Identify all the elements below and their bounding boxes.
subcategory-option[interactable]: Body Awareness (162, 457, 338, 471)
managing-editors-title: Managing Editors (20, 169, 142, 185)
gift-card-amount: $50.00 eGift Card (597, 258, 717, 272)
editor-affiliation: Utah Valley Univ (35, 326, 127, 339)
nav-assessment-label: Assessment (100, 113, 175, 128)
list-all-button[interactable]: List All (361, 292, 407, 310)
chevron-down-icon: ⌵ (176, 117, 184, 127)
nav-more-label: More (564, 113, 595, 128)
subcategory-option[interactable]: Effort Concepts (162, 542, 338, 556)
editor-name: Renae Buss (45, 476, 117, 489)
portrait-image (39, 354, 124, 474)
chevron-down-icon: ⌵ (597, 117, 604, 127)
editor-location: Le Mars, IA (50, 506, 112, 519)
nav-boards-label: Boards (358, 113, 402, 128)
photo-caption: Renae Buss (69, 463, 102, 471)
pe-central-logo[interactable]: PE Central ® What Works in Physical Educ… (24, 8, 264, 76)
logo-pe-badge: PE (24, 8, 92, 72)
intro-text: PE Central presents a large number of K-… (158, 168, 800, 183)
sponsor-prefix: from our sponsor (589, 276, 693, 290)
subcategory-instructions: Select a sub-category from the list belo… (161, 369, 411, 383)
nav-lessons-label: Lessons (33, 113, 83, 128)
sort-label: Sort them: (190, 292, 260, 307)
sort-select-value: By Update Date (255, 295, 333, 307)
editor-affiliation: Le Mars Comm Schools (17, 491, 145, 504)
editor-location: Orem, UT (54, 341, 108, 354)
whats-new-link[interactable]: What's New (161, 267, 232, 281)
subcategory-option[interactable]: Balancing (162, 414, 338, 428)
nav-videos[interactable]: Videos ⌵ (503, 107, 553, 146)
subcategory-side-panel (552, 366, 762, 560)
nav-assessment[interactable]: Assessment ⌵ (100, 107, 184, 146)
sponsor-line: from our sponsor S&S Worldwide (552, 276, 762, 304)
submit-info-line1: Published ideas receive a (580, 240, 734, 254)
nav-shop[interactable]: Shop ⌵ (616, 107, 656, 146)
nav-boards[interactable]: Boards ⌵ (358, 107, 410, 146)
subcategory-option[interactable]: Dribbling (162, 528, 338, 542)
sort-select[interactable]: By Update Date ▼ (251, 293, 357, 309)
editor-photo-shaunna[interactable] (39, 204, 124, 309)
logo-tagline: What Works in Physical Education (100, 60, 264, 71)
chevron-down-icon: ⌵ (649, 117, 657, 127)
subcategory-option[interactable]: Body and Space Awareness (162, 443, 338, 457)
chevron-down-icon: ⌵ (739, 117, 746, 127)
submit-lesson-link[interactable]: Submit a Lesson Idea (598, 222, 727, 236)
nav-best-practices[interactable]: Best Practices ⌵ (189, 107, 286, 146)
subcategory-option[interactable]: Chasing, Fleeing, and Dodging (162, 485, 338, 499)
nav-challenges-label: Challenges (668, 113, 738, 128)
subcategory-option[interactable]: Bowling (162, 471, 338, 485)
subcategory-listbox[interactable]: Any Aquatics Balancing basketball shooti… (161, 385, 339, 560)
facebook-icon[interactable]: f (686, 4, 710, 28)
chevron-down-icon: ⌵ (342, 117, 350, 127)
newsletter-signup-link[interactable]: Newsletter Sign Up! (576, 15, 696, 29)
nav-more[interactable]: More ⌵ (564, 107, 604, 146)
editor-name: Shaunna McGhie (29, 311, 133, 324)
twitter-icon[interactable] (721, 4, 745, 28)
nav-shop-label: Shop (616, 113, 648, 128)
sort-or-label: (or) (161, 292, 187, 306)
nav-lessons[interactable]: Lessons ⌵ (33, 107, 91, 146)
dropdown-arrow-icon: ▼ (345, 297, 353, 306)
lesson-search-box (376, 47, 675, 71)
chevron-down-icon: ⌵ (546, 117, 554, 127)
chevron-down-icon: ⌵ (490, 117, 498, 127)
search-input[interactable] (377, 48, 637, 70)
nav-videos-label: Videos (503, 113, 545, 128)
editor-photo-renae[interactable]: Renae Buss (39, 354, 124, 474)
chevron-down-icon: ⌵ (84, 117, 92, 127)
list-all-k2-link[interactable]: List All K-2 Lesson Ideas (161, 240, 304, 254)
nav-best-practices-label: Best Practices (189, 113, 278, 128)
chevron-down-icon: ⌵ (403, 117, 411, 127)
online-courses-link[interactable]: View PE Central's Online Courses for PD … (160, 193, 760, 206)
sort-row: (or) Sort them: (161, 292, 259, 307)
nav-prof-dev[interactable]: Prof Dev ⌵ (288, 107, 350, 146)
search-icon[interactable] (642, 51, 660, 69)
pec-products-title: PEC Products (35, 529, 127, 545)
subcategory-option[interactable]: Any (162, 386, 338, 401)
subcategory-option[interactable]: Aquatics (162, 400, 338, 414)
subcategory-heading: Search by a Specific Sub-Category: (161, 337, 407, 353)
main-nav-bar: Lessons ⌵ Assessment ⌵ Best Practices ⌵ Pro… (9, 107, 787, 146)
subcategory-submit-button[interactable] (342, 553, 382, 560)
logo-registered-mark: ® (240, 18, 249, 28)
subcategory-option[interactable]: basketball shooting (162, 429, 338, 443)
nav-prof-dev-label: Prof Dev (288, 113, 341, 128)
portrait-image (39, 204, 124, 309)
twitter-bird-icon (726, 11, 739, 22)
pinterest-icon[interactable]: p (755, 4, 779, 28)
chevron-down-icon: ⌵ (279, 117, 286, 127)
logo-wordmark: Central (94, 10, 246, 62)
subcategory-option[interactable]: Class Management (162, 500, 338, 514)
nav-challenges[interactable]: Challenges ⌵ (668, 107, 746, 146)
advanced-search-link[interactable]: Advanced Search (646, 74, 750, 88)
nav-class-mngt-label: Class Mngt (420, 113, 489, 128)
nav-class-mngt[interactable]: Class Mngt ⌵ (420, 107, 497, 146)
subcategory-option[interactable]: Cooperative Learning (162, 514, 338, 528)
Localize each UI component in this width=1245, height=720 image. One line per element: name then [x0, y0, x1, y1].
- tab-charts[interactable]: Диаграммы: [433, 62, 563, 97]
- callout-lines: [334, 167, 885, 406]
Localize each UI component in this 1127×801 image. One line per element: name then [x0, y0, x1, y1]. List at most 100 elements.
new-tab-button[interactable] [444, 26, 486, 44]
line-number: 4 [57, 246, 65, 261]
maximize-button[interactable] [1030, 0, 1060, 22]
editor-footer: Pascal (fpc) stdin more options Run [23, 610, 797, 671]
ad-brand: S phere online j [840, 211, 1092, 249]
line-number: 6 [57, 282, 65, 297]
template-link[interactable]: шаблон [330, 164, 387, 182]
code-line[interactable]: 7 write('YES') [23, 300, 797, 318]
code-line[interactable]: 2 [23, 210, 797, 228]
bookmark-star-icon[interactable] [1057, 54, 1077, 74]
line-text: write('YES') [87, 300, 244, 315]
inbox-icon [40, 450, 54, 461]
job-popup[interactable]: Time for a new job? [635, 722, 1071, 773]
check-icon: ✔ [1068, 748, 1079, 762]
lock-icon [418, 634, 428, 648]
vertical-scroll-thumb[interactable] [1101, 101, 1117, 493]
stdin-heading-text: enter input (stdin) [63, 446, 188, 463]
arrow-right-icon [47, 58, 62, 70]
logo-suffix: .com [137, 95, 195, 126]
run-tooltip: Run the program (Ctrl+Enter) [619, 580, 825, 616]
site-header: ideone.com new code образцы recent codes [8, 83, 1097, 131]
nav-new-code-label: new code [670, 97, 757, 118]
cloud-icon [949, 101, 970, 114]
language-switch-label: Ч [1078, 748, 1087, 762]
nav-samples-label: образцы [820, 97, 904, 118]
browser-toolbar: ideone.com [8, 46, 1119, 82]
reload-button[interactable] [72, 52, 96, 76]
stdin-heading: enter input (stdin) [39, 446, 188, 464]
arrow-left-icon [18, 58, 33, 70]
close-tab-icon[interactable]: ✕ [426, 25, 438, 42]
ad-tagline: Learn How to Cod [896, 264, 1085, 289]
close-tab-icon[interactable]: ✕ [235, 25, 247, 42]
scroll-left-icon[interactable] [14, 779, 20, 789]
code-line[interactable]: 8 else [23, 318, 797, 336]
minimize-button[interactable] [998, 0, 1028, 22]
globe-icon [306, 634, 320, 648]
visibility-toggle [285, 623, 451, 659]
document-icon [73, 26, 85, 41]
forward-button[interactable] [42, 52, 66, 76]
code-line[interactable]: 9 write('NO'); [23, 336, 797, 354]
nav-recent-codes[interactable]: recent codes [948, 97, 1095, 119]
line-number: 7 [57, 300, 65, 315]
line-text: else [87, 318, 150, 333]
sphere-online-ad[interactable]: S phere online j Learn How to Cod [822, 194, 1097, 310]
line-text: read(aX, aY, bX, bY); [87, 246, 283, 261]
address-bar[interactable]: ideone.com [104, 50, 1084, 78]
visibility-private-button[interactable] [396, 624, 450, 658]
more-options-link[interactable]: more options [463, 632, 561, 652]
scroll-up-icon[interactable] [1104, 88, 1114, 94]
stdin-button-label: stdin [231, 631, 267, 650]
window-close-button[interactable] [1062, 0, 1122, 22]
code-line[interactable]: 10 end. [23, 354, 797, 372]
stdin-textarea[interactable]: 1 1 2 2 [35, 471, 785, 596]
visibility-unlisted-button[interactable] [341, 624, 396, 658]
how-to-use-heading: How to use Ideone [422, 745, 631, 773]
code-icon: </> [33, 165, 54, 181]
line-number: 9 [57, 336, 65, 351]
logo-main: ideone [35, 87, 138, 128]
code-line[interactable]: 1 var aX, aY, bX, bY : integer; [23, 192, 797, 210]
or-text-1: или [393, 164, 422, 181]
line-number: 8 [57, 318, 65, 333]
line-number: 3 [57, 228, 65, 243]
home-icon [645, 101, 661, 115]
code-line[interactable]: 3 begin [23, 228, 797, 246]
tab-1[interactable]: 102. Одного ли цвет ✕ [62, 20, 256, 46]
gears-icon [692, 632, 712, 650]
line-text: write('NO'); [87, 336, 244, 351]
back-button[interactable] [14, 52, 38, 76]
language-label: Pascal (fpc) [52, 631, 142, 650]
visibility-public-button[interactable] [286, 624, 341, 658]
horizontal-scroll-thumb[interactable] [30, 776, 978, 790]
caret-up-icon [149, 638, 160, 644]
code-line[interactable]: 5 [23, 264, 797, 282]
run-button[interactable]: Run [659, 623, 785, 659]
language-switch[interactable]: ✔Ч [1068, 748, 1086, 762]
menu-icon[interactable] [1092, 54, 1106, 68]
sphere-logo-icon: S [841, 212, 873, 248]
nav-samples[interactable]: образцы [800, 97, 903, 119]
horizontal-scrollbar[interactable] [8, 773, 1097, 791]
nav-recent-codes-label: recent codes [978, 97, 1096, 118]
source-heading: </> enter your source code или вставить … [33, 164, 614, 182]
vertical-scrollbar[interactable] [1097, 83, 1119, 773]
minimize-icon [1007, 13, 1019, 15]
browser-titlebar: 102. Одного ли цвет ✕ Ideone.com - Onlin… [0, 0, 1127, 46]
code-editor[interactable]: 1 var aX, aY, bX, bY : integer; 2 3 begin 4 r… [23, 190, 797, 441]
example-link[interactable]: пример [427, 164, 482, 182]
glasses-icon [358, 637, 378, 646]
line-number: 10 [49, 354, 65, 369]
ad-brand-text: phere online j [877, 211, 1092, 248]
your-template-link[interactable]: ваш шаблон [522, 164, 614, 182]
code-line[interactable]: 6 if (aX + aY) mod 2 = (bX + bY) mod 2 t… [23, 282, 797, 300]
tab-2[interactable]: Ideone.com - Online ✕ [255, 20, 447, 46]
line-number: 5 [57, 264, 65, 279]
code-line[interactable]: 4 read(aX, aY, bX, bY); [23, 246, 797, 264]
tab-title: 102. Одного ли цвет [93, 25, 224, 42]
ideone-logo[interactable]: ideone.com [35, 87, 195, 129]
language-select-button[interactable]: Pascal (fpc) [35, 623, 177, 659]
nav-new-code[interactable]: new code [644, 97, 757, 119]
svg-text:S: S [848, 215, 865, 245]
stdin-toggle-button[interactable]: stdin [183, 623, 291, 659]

:::

The task: Pull out every line of the data above that contains the string "Practices", matching case exactly.

The completed task:
nav-best-practices[interactable]: Best Practices ⌵ (189, 107, 286, 146)
nav-best-practices-label: Best Practices (189, 113, 278, 128)
main-nav-bar: Lessons ⌵ Assessment ⌵ Best Practices ⌵ Pro… (9, 107, 787, 146)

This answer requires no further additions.